▶ **TEXTAUSZUG**:
"""

Was geht uns der Hindukusch an?
Es ist an der Zeit, "unsere Jungs" aus Afghanistan endlich zurückzuholen
Die Ankündigung des neuen, designierten spanischen Regierungschef José Luis Rodriguez Zapatero, im Sommer die spanischen Truppen aus dem Irak abzuziehen, könnte in Bälde auch für die Bundeswehr in Afghanistan Beispiel gebend sein Auch sie könnte sehr rasch der Ruf: "Kommt nach Hause, Jungs!" ereilen, vor allem, wenn sie oder Deutschland Opfer und Schauplatz eines vergleichbaren Anschlags wie dem in Madrid werden würden. Der deutsche Michel könnte sich bestärkt fühlen zu fragen, was seine Soldaten - fernab der Heimat und in unwirtlichem Gelände - eigentlich am Hindukusch unter Opiumschmugglern und Warlords zu suchen haben.
Verteidigt die Bundeswehr tatsächlich dort, wie ihr oberster Dienstherr Peter Struck vorgibt und nicht müde wird öffentlich zu betonen, die Freiheit und Sicherheit Mitteleuropas? Warum bislang nur dort und nicht auch in Haiti, in Sierra Leone, im Irak oder anderswo in der Welt?
Wird die Welt sicherer, stabiler und friedlicher, wenn die Bundeswehr künftig all over the world präsent ist und an der Seite von Willigen um unser aller Freiheit kämpft? Oder wird durch ebensolche Missionen nicht gerade die Sicherheit des Landes aufs Nachhaltigste bedroht und leichtsinnig aufs Spiel gesetzt? Ist der Preis, der für Heimatschutz, für ständige Überwachung und Beobachtung der Bürger von den Bürgern zu zahlen ist, dann nicht zu hoch? Ist ein Leben unter permanentem "Ausnahmezustand", wie Giogio Agamben die Lage der liberalen Staaten beurteilt, mit westlichen Werten und Ansprüchen noch vereinbar? Oder verwandeln sich die freien Länder peu à peu in "benevolente Despotien", wie Richard Rorty jüngst in Potsdam zu bedenken gab (Bye, bye, Democracy)?
Diese prinzipielle Frage, die auch Antworten nach den geografischen, territorialen und kulturellen Grenzen Europas und mithin Deutschlands einschließt und berührt, ist die Mutter aller Fragen, die es nach dem Anschlag auf drei Vorortzüge in Madrid alsbald zu klären und zu lösen gilt.
"Das Einsatzgebiet der Bundeswehr ist grundsätzlich die gesamte Welt" (Peter Struck)

"""

▶ **BEREITGESTELLTES MATERIAL**:
"""

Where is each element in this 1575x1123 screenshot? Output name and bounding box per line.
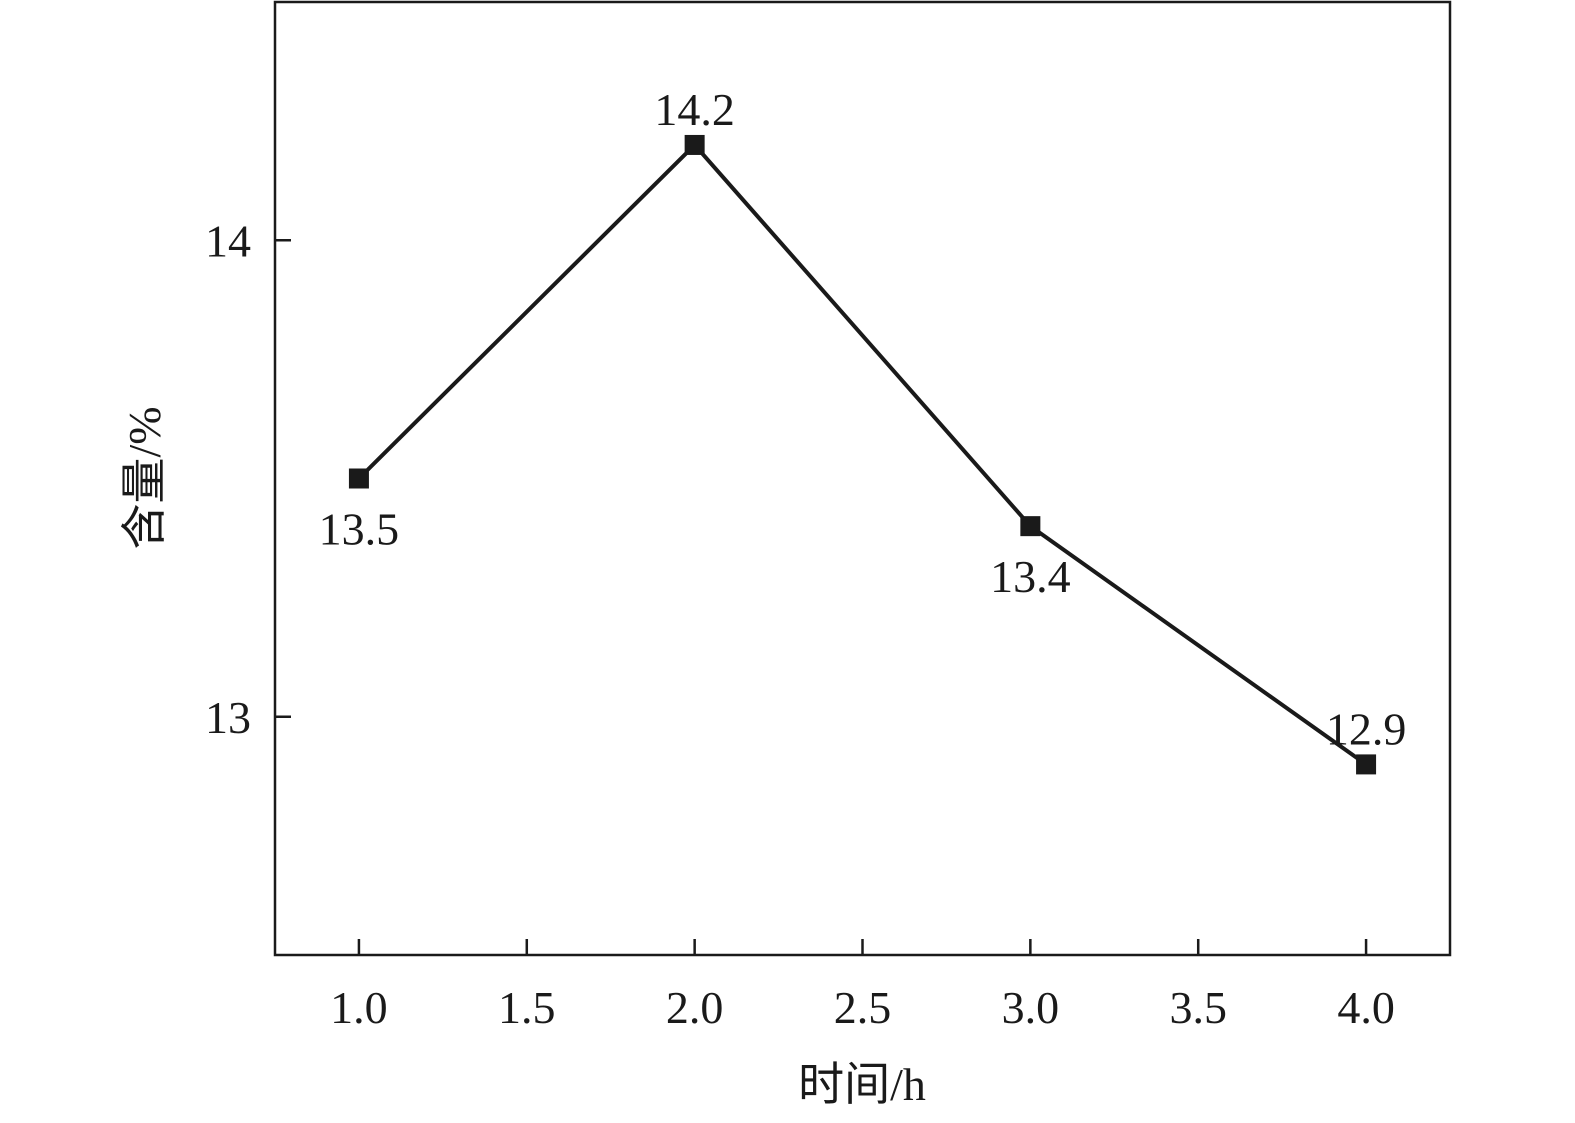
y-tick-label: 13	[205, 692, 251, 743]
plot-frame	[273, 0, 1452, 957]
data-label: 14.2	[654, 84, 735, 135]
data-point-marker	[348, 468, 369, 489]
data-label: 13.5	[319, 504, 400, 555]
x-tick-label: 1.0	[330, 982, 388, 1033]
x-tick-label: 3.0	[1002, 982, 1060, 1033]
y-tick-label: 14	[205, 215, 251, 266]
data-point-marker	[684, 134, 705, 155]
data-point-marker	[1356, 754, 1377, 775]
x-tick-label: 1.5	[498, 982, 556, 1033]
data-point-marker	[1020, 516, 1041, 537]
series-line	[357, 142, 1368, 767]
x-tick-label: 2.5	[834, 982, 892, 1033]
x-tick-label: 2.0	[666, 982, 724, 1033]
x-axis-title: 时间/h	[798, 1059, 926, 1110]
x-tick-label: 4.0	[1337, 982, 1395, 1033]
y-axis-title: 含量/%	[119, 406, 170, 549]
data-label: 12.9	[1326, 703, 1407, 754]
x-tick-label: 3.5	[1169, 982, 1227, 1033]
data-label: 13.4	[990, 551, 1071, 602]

"""
"""

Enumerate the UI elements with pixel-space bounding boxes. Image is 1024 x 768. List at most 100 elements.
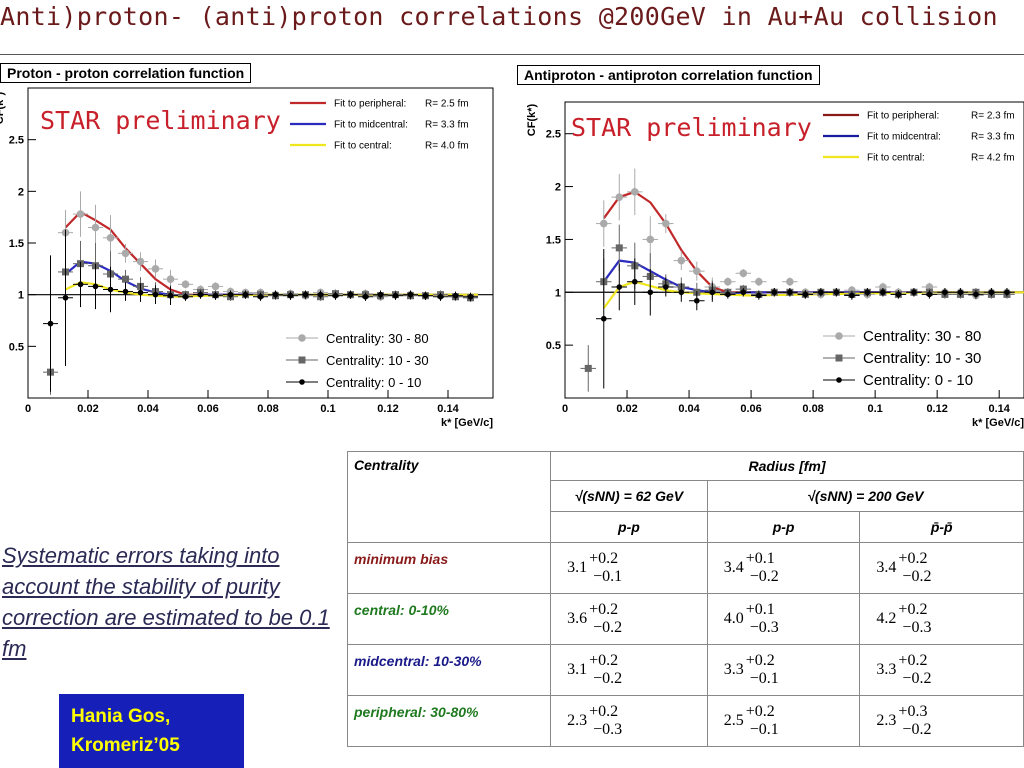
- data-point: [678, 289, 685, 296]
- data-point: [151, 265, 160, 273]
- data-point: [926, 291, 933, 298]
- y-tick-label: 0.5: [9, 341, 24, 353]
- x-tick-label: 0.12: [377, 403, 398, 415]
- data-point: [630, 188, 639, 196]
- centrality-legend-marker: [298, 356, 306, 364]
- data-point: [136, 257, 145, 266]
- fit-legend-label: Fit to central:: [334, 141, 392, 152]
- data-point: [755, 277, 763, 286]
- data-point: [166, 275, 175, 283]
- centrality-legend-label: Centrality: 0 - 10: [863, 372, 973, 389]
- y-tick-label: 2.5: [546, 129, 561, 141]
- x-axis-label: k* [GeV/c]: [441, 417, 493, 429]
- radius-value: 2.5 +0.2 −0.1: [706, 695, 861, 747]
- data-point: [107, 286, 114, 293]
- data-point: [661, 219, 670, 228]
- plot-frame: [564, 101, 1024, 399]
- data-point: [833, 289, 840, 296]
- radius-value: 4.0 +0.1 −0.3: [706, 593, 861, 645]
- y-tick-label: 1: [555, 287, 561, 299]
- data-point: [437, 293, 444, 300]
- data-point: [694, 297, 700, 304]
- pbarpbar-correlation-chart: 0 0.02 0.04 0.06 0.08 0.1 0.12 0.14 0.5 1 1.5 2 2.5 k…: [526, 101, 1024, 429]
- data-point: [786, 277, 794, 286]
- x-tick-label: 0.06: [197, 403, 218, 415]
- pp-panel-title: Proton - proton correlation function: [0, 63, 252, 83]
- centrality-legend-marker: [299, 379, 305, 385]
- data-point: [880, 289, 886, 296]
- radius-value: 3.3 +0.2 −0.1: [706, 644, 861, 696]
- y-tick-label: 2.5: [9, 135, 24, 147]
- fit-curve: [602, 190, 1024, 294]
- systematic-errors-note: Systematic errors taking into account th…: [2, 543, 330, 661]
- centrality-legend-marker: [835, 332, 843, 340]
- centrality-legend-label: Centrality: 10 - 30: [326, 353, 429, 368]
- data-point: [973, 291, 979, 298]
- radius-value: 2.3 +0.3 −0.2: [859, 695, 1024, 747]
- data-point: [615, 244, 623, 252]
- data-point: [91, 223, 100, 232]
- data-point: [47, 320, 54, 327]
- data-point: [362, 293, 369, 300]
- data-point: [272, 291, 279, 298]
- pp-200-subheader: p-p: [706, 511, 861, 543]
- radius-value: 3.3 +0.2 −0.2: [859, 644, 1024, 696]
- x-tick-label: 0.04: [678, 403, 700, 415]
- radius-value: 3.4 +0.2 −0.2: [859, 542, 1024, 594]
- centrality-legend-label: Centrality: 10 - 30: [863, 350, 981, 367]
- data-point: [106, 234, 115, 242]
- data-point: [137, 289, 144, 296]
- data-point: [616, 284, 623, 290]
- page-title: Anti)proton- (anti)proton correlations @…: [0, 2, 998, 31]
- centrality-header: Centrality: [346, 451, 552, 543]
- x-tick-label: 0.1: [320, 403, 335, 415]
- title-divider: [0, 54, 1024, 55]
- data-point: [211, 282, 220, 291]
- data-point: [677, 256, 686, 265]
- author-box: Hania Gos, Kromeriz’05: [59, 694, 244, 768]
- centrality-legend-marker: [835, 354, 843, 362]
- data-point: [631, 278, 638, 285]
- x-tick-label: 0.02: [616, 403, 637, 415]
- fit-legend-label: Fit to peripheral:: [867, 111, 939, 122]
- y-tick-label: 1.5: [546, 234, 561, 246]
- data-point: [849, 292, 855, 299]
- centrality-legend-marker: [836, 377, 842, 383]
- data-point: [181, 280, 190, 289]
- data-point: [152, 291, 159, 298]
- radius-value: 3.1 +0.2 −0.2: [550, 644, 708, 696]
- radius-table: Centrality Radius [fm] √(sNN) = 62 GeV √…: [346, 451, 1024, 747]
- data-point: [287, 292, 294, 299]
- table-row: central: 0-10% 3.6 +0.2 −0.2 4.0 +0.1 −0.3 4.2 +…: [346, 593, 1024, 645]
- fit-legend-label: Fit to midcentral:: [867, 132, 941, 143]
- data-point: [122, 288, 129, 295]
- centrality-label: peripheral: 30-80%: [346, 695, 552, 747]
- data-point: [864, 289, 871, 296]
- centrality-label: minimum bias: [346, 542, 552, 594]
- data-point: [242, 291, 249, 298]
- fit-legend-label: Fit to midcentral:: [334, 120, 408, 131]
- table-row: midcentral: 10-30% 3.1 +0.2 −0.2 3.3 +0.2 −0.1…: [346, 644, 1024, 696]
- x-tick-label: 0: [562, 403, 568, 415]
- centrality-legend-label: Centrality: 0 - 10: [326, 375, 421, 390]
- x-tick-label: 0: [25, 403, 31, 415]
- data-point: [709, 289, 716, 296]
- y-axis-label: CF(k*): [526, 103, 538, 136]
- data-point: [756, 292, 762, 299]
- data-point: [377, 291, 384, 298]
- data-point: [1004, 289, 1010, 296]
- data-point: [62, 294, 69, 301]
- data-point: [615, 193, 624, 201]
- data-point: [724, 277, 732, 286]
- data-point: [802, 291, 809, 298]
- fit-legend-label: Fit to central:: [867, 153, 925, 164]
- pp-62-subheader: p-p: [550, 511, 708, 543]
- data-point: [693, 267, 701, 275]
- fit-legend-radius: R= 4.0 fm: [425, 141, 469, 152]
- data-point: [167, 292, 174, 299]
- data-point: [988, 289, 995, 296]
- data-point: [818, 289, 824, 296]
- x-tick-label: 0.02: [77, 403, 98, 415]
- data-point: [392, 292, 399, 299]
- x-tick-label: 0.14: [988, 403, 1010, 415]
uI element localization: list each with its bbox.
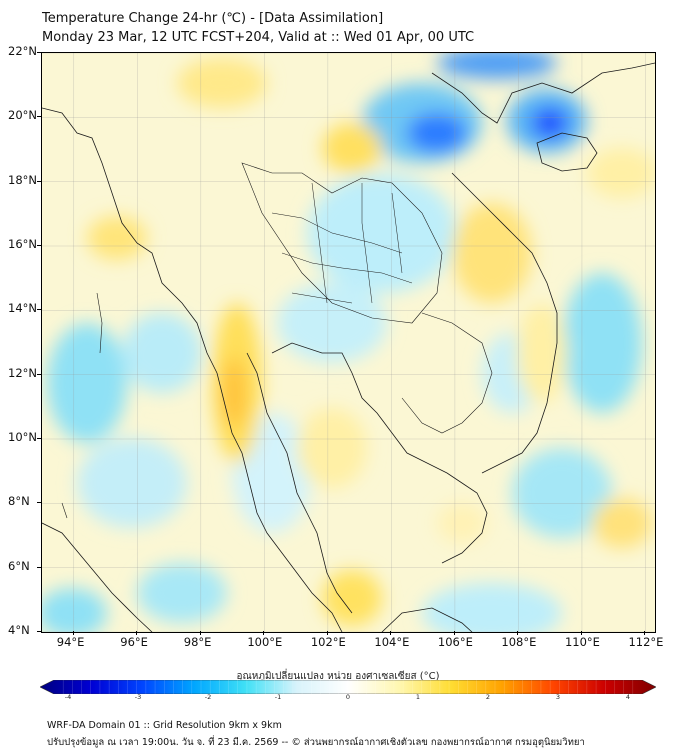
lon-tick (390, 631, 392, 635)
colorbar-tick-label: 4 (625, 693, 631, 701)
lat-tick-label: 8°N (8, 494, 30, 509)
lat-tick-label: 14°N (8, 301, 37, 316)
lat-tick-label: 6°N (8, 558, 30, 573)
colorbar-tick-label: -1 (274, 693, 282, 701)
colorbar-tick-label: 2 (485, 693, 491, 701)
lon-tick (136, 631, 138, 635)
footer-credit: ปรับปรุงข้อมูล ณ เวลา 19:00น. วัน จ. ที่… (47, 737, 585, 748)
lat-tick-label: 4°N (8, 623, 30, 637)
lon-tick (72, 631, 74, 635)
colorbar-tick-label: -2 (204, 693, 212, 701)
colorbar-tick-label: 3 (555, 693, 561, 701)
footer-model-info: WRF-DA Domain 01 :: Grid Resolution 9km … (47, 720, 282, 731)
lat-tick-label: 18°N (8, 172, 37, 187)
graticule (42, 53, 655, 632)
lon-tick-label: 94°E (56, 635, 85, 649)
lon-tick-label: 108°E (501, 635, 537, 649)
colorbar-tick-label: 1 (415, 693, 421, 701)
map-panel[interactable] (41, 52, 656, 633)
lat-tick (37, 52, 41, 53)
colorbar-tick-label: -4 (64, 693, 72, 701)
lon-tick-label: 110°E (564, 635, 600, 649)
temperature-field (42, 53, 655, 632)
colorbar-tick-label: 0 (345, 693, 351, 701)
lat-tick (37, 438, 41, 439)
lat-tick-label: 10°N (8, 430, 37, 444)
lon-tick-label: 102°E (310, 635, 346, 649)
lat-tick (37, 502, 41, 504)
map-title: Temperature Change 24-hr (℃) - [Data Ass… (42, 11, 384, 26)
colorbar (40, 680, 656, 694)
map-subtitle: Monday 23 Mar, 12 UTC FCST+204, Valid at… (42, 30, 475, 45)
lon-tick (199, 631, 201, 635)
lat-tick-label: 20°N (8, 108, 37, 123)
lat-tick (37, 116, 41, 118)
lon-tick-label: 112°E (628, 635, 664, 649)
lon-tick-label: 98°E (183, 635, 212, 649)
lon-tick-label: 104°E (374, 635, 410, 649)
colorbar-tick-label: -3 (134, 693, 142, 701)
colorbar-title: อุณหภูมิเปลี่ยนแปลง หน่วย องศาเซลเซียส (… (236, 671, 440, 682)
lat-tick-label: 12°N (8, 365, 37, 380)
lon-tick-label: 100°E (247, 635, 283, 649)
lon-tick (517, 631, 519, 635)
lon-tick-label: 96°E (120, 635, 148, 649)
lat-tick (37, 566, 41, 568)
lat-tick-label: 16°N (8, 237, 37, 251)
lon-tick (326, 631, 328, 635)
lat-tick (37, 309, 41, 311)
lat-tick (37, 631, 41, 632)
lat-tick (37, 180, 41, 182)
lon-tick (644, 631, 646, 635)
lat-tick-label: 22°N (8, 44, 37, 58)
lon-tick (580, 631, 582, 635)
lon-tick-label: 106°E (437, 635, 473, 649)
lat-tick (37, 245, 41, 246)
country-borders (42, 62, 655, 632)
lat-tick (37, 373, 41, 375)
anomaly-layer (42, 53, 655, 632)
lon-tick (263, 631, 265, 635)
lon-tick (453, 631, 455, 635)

"""
"""

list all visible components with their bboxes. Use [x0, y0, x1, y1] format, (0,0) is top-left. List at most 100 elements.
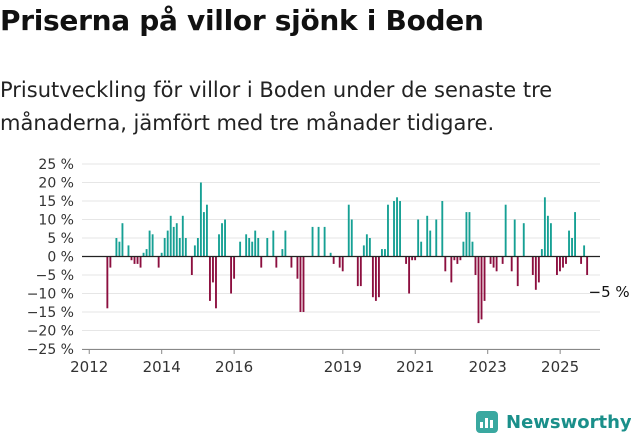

"""

▶ **SCHRIFTLICHER AUFTRAG A**:
Was kündigte José Luis Rodriguez Zapatero laut dem Textauszug an?
▶ **SCHRIFTLICHER AUFTRAG B**:
Gib aus dem Textauszug den Teil wörtlich wieder, der mit den Worten beginnt, die „Wird die Welt“ enthalten, und mit „(Bye, bye, Democracy)?“ schließt.
▶ **SCHRIFTLICHER AUFTRAG C**:
Warum könnte die Bundeswehr laut dem Textauszug bald der Ruf „Kommt nach Hause, Jungs!“ erreichen?

▶ **ERWARTETE AUSGABE A**:
Er kündigte an, die spanischen Truppen im Sommer aus dem Irak abzuziehen.

▶ **ERWARTETE AUSGABE B**:
Wird die Welt sicherer, stabiler und friedlicher, wenn die Bundeswehr künftig all over the world präsent ist und an der Seite von Willigen um unser aller Freiheit kämpft? Oder wird durch ebensolche Missionen nicht gerade die Sicherheit des Landes aufs Nachhaltigste bedroht und leichtsinnig aufs Spiel gesetzt? Ist der Preis, der für Heimatschutz, für ständige Überwachung und Beobachtung der Bürger von den Bürgern zu zahlen ist, dann nicht zu hoch? Ist ein Leben unter permanentem "Ausnahmezustand", wie Giogio Agamben die Lage der liberalen Staaten beurteilt, mit westlichen Werten und Ansprüchen noch vereinbar? Oder verwandeln sich die freien Länder peu à peu in "benevolente Despotien", wie Richard Rorty jüngst in Potsdam zu bedenken gab (Bye, bye, Democracy)?

▶ **ERWARTETE AUSGABE C**:
Zapateros Ankündigung, die spanischen Truppen aus dem Irak abzuziehen, könnte auch für die Bundeswehr in Afghanistan zum Beispiel werden. Das gilt vor allem dann, wenn die Bundeswehr oder Deutschland Opfer und Schauplatz eines Anschlags würde, der mit dem in Madrid vergleichbar ist.